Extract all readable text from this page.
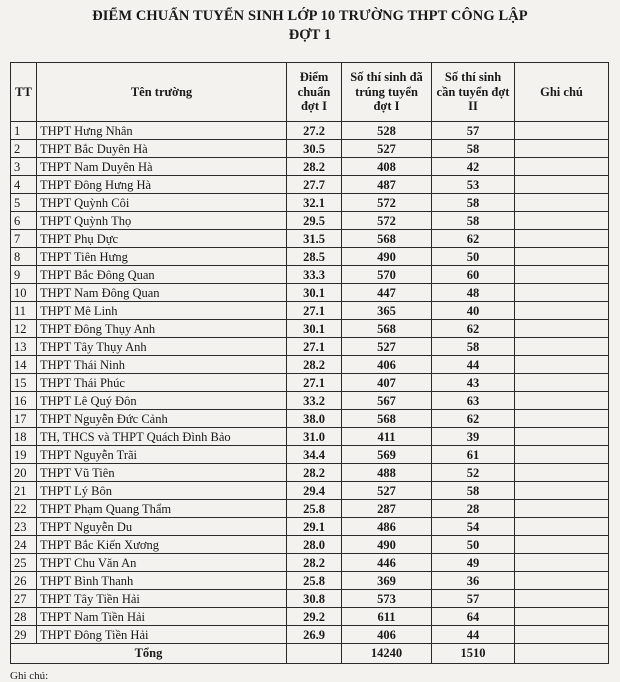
ĐIỂM CHUẨN TUYỂN SINH LỚP 10 TRƯỜNG THPT CÔNG LẬP
ĐỢT 1
TT	Tên trường	Điểm chuẩn đợt I	Số thí sinh đã trúng tuyển đợt I	Số thí sinh cần tuyển đợt II	Ghi chú
1	THPT Hưng Nhân	27.2	528	57	
2	THPT Bắc Duyên Hà	30.5	527	58	
3	THPT Nam Duyên Hà	28.2	408	42	
4	THPT Đông Hưng Hà	27.7	487	53	
5	THPT Quỳnh Côi	32.1	572	58	
6	THPT Quỳnh Thọ	29.5	572	58	
7	THPT Phụ Dực	31.5	568	62	
8	THPT Tiên Hưng	28.5	490	50	
9	THPT Bắc Đông Quan	33.3	570	60	
10	THPT Nam Đông Quan	30.1	447	48	
11	THPT Mê Linh	27.1	365	40	
12	THPT Đông Thụy Anh	30.1	568	62	
13	THPT Tây Thụy Anh	27.1	527	58	
14	THPT Thái Ninh	28.2	406	44	
15	THPT Thái Phúc	27.1	407	43	
16	THPT Lê Quý Đôn	33.2	567	63	
17	THPT Nguyễn Đức Cảnh	38.0	568	62	
18	TH, THCS và THPT Quách Đình Bảo	31.0	411	39	
19	THPT Nguyễn Trãi	34.4	569	61	
20	THPT Vũ Tiên	28.2	488	52	
21	THPT Lý Bôn	29.4	527	58	
22	THPT Phạm Quang Thẩm	25.8	287	28	
23	THPT Nguyễn Du	29.1	486	54	
24	THPT Bắc Kiến Xương	28.0	490	50	
25	THPT Chu Văn An	28.2	446	49	
26	THPT Bình Thanh	25.8	369	36	
27	THPT Tây Tiền Hải	30.8	573	57	
28	THPT Nam Tiền Hải	29.2	611	64	
29	THPT Đông Tiền Hải	26.9	406	44	
Tổng			14240	1510	
Ghi chú:
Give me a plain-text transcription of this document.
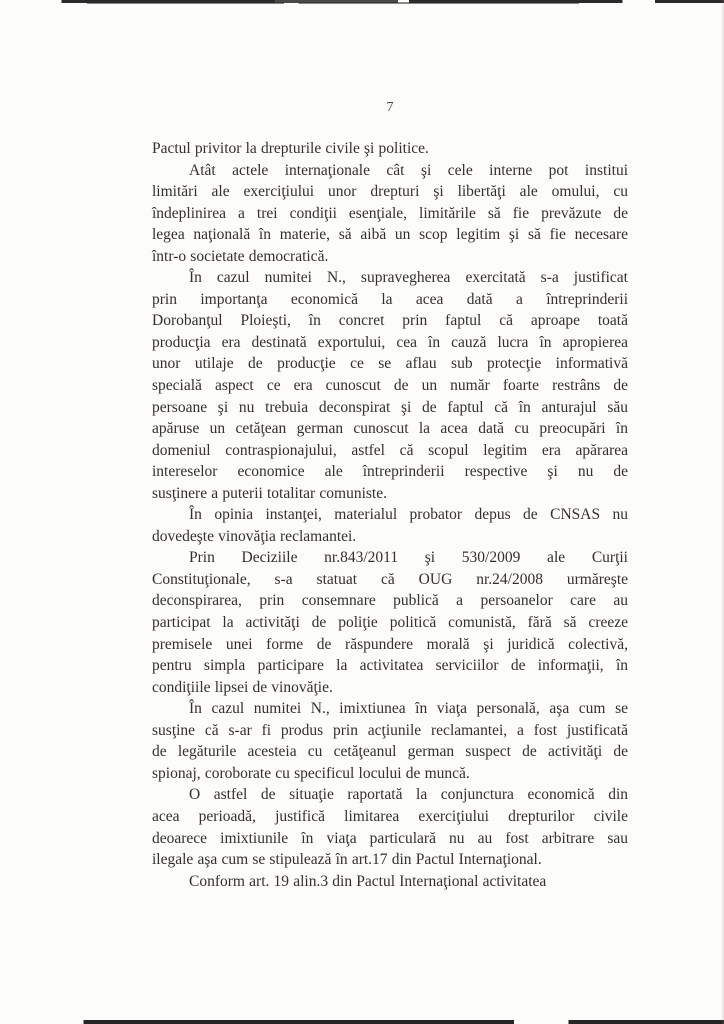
7
Pactul privitor la drepturile civile şi politice.
Atât actele internaţionale cât şi cele interne pot institui
limitări ale exerciţiului unor drepturi şi libertăţi ale omului, cu
îndeplinirea a trei condiţii esenţiale, limitările să fie prevăzute de
legea naţională în materie, să aibă un scop legitim şi să fie necesare
într-o societate democratică.
În cazul numitei N., supravegherea exercitată s-a justificat
prin importanţa economică la acea dată a întreprinderii
Dorobanţul Ploieşti, în concret prin faptul că aproape toată
producţia era destinată exportului, cea în cauză lucra în apropierea
unor utilaje de producţie ce se aflau sub protecţie informativă
specială aspect ce era cunoscut de un număr foarte restrâns de
persoane şi nu trebuia deconspirat şi de faptul că în anturajul său
apăruse un cetăţean german cunoscut la acea dată cu preocupări în
domeniul contraspionajului, astfel că scopul legitim era apărarea
intereselor economice ale întreprinderii respective şi nu de
susţinere a puterii totalitar comuniste.
În opinia instanţei, materialul probator depus de CNSAS nu
dovedeşte vinovăţia reclamantei.
Prin Deciziile nr.843/2011 şi 530/2009 ale Curţii
Constituţionale, s-a statuat că OUG nr.24/2008 urmăreşte
deconspirarea, prin consemnare publică a persoanelor care au
participat la activităţi de poliţie politică comunistă, fără să creeze
premisele unei forme de răspundere morală şi juridică colectivă,
pentru simpla participare la activitatea serviciilor de informaţii, în
condiţiile lipsei de vinovăţie.
În cazul numitei N., imixtiunea în viaţa personală, aşa cum se
susţine că s-ar fi produs prin acţiunile reclamantei, a fost justificată
de legăturile acesteia cu cetăţeanul german suspect de activităţi de
spionaj, coroborate cu specificul locului de muncă.
O astfel de situaţie raportată la conjunctura economică din
acea perioadă, justifică limitarea exerciţiului drepturilor civile
deoarece imixtiunile în viaţa particulară nu au fost arbitrare sau
ilegale aşa cum se stipulează în art.17 din Pactul Internaţional.
Conform art. 19 alin.3 din Pactul Internaţional activitatea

========

[Direction]:
Copy every line of the data exactly as written, excluding the pictures.

[Written response]:
Extract all readable text from this page.
ĐIỂM CHUẨN TUYỂN SINH LỚP 10 TRƯỜNG THPT CÔNG LẬP
ĐỢT 1
TT	Tên trường	Điểm chuẩn đợt I	Số thí sinh đã trúng tuyển đợt I	Số thí sinh cần tuyển đợt II	Ghi chú
1	THPT Hưng Nhân	27.2	528	57	
2	THPT Bắc Duyên Hà	30.5	527	58	
3	THPT Nam Duyên Hà	28.2	408	42	
4	THPT Đông Hưng Hà	27.7	487	53	
5	THPT Quỳnh Côi	32.1	572	58	
6	THPT Quỳnh Thọ	29.5	572	58	
7	THPT Phụ Dực	31.5	568	62	
8	THPT Tiên Hưng	28.5	490	50	
9	THPT Bắc Đông Quan	33.3	570	60	
10	THPT Nam Đông Quan	30.1	447	48	
11	THPT Mê Linh	27.1	365	40	
12	THPT Đông Thụy Anh	30.1	568	62	
13	THPT Tây Thụy Anh	27.1	527	58	
14	THPT Thái Ninh	28.2	406	44	
15	THPT Thái Phúc	27.1	407	43	
16	THPT Lê Quý Đôn	33.2	567	63	
17	THPT Nguyễn Đức Cảnh	38.0	568	62	
18	TH, THCS và THPT Quách Đình Bảo	31.0	411	39	
19	THPT Nguyễn Trãi	34.4	569	61	
20	THPT Vũ Tiên	28.2	488	52	
21	THPT Lý Bôn	29.4	527	58	
22	THPT Phạm Quang Thẩm	25.8	287	28	
23	THPT Nguyễn Du	29.1	486	54	
24	THPT Bắc Kiến Xương	28.0	490	50	
25	THPT Chu Văn An	28.2	446	49	
26	THPT Bình Thanh	25.8	369	36	
27	THPT Tây Tiền Hải	30.8	573	57	
28	THPT Nam Tiền Hải	29.2	611	64	
29	THPT Đông Tiền Hải	26.9	406	44	
Tổng			14240	1510	
Ghi chú:
Give me a plain-text transcription of this document.
7
Pactul privitor la drepturile civile şi politice.
Atât actele internaţionale cât şi cele interne pot institui
limitări ale exerciţiului unor drepturi şi libertăţi ale omului, cu
îndeplinirea a trei condiţii esenţiale, limitările să fie prevăzute de
legea naţională în materie, să aibă un scop legitim şi să fie necesare
într-o societate democratică.
În cazul numitei N., supravegherea exercitată s-a justificat
prin importanţa economică la acea dată a întreprinderii
Dorobanţul Ploieşti, în concret prin faptul că aproape toată
producţia era destinată exportului, cea în cauză lucra în apropierea
unor utilaje de producţie ce se aflau sub protecţie informativă
specială aspect ce era cunoscut de un număr foarte restrâns de
persoane şi nu trebuia deconspirat şi de faptul că în anturajul său
apăruse un cetăţean german cunoscut la acea dată cu preocupări în
domeniul contraspionajului, astfel că scopul legitim era apărarea
intereselor economice ale întreprinderii respective şi nu de
susţinere a puterii totalitar comuniste.
În opinia instanţei, materialul probator depus de CNSAS nu
dovedeşte vinovăţia reclamantei.
Prin Deciziile nr.843/2011 şi 530/2009 ale Curţii
Constituţionale, s-a statuat că OUG nr.24/2008 urmăreşte
deconspirarea, prin consemnare publică a persoanelor care au
participat la activităţi de poliţie politică comunistă, fără să creeze
premisele unei forme de răspundere morală şi juridică colectivă,
pentru simpla participare la activitatea serviciilor de informaţii, în
condiţiile lipsei de vinovăţie.
În cazul numitei N., imixtiunea în viaţa personală, aşa cum se
susţine că s-ar fi produs prin acţiunile reclamantei, a fost justificată
de legăturile acesteia cu cetăţeanul german suspect de activităţi de
spionaj, coroborate cu specificul locului de muncă.
O astfel de situaţie raportată la conjunctura economică din
acea perioadă, justifică limitarea exerciţiului drepturilor civile
deoarece imixtiunile în viaţa particulară nu au fost arbitrare sau
ilegale aşa cum se stipulează în art.17 din Pactul Internaţional.
Conform art. 19 alin.3 din Pactul Internaţional activitatea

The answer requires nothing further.